------ THE RECORDS

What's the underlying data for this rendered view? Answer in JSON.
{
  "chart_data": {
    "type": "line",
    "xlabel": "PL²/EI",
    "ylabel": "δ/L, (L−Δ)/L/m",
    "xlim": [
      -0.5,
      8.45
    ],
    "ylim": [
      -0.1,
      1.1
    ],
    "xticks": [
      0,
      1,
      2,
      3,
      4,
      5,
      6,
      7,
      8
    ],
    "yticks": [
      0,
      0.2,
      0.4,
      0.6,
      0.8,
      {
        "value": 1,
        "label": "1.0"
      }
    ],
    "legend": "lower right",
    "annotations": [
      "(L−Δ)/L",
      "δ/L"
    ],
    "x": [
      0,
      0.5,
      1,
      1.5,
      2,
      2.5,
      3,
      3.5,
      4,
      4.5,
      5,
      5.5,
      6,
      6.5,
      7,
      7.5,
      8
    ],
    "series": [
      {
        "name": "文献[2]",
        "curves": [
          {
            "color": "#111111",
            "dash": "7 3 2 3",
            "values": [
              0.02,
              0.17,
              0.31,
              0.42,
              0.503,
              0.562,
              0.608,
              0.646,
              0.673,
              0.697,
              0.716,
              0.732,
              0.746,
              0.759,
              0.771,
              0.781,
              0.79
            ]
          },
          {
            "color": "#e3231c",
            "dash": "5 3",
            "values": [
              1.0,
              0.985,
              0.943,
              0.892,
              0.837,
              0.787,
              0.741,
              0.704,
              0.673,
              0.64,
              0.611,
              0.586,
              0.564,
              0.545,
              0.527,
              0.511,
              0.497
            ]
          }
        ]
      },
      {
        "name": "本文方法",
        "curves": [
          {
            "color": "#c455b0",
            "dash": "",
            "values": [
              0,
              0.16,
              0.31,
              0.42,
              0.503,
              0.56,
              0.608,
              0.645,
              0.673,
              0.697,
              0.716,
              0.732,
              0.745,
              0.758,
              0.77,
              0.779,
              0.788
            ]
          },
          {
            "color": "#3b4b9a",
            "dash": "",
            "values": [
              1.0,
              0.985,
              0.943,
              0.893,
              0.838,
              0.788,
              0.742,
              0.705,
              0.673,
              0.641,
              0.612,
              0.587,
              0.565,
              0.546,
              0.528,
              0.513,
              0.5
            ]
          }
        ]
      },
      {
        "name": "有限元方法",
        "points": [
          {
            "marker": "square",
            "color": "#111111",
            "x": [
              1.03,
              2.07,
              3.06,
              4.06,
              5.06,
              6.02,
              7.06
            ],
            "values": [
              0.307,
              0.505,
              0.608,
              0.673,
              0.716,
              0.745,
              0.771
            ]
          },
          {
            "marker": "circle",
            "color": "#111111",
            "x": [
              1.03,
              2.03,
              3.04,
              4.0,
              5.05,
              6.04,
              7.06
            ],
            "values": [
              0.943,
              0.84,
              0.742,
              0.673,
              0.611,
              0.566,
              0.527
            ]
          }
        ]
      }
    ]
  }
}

------------

** EXERCISE PROMPT **
Extract all of the data above and output it character for character.

** EXPECTED OUTPUT **
What's the underlying data for this rendered view? Answer in JSON.
{
  "chart_data": {
    "type": "line",
    "xlabel": "PL²/EI",
    "ylabel": "δ/L, (L−Δ)/L/m",
    "xlim": [
      -0.5,
      8.45
    ],
    "ylim": [
      -0.1,
      1.1
    ],
    "xticks": [
      0,
      1,
      2,
      3,
      4,
      5,
      6,
      7,
      8
    ],
    "yticks": [
      0,
      0.2,
      0.4,
      0.6,
      0.8,
      {
        "value": 1,
        "label": "1.0"
      }
    ],
    "legend": "lower right",
    "annotations": [
      "(L−Δ)/L",
      "δ/L"
    ],
    "x": [
      0,
      0.5,
      1,
      1.5,
      2,
      2.5,
      3,
      3.5,
      4,
      4.5,
      5,
      5.5,
      6,
      6.5,
      7,
      7.5,
      8
    ],
    "series": [
      {
        "name": "文献[2]",
        "curves": [
          {
            "color": "#111111",
            "dash": "7 3 2 3",
            "values": [
              0.02,
              0.17,
              0.31,
              0.42,
              0.503,
              0.562,
              0.608,
              0.646,
              0.673,
              0.697,
              0.716,
              0.732,
              0.746,
              0.759,
              0.771,
              0.781,
              0.79
            ]
          },
          {
            "color": "#e3231c",
            "dash": "5 3",
            "values": [
              1.0,
              0.985,
              0.943,
              0.892,
              0.837,
              0.787,
              0.741,
              0.704,
              0.673,
              0.64,
              0.611,
              0.586,
              0.564,
              0.545,
              0.527,
              0.511,
              0.497
            ]
          }
        ]
      },
      {
        "name": "本文方法",
        "curves": [
          {
            "color": "#c455b0",
            "dash": "",
            "values": [
              0,
              0.16,
              0.31,
              0.42,
              0.503,
              0.56,
              0.608,
              0.645,
              0.673,
              0.697,
              0.716,
              0.732,
              0.745,
              0.758,
              0.77,
              0.779,
              0.788
            ]
          },
          {
            "color": "#3b4b9a",
            "dash": "",
            "values": [
              1.0,
              0.985,
              0.943,
              0.893,
              0.838,
              0.788,
              0.742,
              0.705,
              0.673,
              0.641,
              0.612,
              0.587,
              0.565,
              0.546,
              0.528,
              0.513,
              0.5
            ]
          }
        ]
      },
      {
        "name": "有限元方法",
        "points": [
          {
            "marker": "square",
            "color": "#111111",
            "x": [
              1.03,
              2.07,
              3.06,
              4.06,
              5.06,
              6.02,
              7.06
            ],
            "values": [
              0.307,
              0.505,
              0.608,
              0.673,
              0.716,
              0.745,
              0.771
            ]
          },
          {
            "marker": "circle",
            "color": "#111111",
            "x": [
              1.03,
              2.03,
              3.04,
              4.0,
              5.05,
              6.04,
              7.06
            ],
            "values": [
              0.943,
              0.84,
              0.742,
              0.673,
              0.611,
              0.566,
              0.527
            ]
          }
        ]
      }
    ]
  }
}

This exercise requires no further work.